WHAT YOU NEED TO DO
Retype the material below. Keep every word exactly as it is.

..........

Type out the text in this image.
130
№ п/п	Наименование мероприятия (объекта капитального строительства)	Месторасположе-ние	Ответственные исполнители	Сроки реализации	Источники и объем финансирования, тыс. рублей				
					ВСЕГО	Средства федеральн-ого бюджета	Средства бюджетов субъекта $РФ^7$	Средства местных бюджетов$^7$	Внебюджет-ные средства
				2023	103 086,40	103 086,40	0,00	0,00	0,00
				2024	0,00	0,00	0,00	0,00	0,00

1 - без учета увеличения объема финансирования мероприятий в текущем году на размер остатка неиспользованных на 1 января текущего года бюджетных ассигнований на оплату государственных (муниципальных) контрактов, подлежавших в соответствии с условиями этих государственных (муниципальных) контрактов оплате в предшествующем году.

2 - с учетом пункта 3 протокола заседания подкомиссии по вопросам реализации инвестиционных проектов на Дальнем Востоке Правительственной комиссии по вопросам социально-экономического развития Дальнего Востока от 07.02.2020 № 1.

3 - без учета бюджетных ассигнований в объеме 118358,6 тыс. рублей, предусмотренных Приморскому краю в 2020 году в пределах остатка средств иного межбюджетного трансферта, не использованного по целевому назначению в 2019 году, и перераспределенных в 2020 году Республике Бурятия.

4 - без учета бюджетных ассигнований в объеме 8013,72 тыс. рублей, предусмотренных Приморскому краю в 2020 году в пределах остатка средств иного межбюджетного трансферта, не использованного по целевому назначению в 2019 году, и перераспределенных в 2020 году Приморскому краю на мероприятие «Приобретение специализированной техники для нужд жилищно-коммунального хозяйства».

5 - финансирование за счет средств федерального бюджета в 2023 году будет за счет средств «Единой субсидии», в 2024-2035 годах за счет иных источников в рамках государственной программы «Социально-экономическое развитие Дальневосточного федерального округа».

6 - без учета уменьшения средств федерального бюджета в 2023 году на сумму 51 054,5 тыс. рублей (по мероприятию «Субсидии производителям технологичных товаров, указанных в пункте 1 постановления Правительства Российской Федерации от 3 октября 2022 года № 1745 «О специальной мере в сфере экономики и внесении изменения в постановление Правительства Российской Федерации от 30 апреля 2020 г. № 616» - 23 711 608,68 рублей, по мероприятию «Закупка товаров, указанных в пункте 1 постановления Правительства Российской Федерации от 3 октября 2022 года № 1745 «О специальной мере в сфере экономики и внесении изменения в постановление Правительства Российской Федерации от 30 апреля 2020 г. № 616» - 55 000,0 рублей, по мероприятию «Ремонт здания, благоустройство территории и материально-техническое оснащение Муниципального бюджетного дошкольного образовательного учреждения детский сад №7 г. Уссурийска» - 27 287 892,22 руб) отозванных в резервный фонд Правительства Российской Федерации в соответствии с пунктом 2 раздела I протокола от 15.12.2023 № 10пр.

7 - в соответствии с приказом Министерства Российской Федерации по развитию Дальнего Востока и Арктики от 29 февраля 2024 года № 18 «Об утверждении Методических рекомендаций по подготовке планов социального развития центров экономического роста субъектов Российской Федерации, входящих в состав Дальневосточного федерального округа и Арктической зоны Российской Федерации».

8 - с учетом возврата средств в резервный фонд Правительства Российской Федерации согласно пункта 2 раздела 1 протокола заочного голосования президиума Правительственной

..........

TASK OUTPUT
Type out the text in this image.
130
№ п/п	Наименование мероприятия (объекта капитального строительства)	Месторасположе-ние	Ответственные исполнители	Сроки реализации	Источники и объем финансирования, тыс. рублей				
					ВСЕГО	Средства федеральн-ого бюджета	Средства бюджетов субъекта $РФ^7$	Средства местных бюджетов$^7$	Внебюджет-ные средства
				2023	103 086,40	103 086,40	0,00	0,00	0,00
				2024	0,00	0,00	0,00	0,00	0,00

1 - без учета увеличения объема финансирования мероприятий в текущем году на размер остатка неиспользованных на 1 января текущего года бюджетных ассигнований на оплату государственных (муниципальных) контрактов, подлежавших в соответствии с условиями этих государственных (муниципальных) контрактов оплате в предшествующем году.

2 - с учетом пункта 3 протокола заседания подкомиссии по вопросам реализации инвестиционных проектов на Дальнем Востоке Правительственной комиссии по вопросам социально-экономического развития Дальнего Востока от 07.02.2020 № 1.

3 - без учета бюджетных ассигнований в объеме 118358,6 тыс. рублей, предусмотренных Приморскому краю в 2020 году в пределах остатка средств иного межбюджетного трансферта, не использованного по целевому назначению в 2019 году, и перераспределенных в 2020 году Республике Бурятия.

4 - без учета бюджетных ассигнований в объеме 8013,72 тыс. рублей, предусмотренных Приморскому краю в 2020 году в пределах остатка средств иного межбюджетного трансферта, не использованного по целевому назначению в 2019 году, и перераспределенных в 2020 году Приморскому краю на мероприятие «Приобретение специализированной техники для нужд жилищно-коммунального хозяйства».

5 - финансирование за счет средств федерального бюджета в 2023 году будет за счет средств «Единой субсидии», в 2024-2035 годах за счет иных источников в рамках государственной программы «Социально-экономическое развитие Дальневосточного федерального округа».

6 - без учета уменьшения средств федерального бюджета в 2023 году на сумму 51 054,5 тыс. рублей (по мероприятию «Субсидии производителям технологичных товаров, указанных в пункте 1 постановления Правительства Российской Федерации от 3 октября 2022 года № 1745 «О специальной мере в сфере экономики и внесении изменения в постановление Правительства Российской Федерации от 30 апреля 2020 г. № 616» - 23 711 608,68 рублей, по мероприятию «Закупка товаров, указанных в пункте 1 постановления Правительства Российской Федерации от 3 октября 2022 года № 1745 «О специальной мере в сфере экономики и внесении изменения в постановление Правительства Российской Федерации от 30 апреля 2020 г. № 616» - 55 000,0 рублей, по мероприятию «Ремонт здания, благоустройство территории и материально-техническое оснащение Муниципального бюджетного дошкольного образовательного учреждения детский сад №7 г. Уссурийска» - 27 287 892,22 руб) отозванных в резервный фонд Правительства Российской Федерации в соответствии с пунктом 2 раздела I протокола от 15.12.2023 № 10пр.

7 - в соответствии с приказом Министерства Российской Федерации по развитию Дальнего Востока и Арктики от 29 февраля 2024 года № 18 «Об утверждении Методических рекомендаций по подготовке планов социального развития центров экономического роста субъектов Российской Федерации, входящих в состав Дальневосточного федерального округа и Арктической зоны Российской Федерации».

8 - с учетом возврата средств в резервный фонд Правительства Российской Федерации согласно пункта 2 раздела 1 протокола заочного голосования президиума Правительственной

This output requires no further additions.